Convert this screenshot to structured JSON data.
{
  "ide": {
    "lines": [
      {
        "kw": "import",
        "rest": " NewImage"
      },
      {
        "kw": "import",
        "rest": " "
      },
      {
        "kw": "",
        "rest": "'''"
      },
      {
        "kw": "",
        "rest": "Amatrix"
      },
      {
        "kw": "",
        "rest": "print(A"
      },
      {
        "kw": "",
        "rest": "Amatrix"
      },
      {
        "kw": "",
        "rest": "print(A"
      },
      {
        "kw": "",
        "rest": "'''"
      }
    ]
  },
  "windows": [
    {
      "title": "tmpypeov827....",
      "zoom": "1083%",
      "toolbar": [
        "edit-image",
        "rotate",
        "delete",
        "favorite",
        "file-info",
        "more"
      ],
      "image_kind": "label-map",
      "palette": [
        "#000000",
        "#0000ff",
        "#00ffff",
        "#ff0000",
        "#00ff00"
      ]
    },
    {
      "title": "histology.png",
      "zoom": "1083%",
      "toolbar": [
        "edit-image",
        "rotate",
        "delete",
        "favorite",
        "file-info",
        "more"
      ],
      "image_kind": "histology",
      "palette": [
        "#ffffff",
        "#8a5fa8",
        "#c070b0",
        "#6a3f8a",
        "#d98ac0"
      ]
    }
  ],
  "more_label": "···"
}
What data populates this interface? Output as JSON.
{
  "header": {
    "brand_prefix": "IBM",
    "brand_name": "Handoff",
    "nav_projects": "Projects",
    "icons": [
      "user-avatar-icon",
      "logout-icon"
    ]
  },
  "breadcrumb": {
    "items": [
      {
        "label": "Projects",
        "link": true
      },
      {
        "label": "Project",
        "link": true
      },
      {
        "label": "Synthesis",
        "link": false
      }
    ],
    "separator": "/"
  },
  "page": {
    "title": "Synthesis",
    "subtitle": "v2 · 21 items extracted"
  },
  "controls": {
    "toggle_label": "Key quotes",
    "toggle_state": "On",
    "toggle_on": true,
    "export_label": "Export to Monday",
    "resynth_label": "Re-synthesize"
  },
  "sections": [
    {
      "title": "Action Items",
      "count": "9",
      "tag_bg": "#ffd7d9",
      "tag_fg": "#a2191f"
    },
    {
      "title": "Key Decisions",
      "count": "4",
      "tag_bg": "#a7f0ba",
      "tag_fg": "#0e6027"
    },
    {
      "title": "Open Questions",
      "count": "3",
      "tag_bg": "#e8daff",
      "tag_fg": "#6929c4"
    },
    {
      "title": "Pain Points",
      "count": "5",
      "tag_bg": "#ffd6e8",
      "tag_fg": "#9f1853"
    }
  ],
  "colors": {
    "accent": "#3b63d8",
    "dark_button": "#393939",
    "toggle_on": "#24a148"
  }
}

--------

* _DIRECTIVE_
Work out how many lines of the data above hold the word "Projects", and write only the count.

* _EXERCISE OUTPUT_
2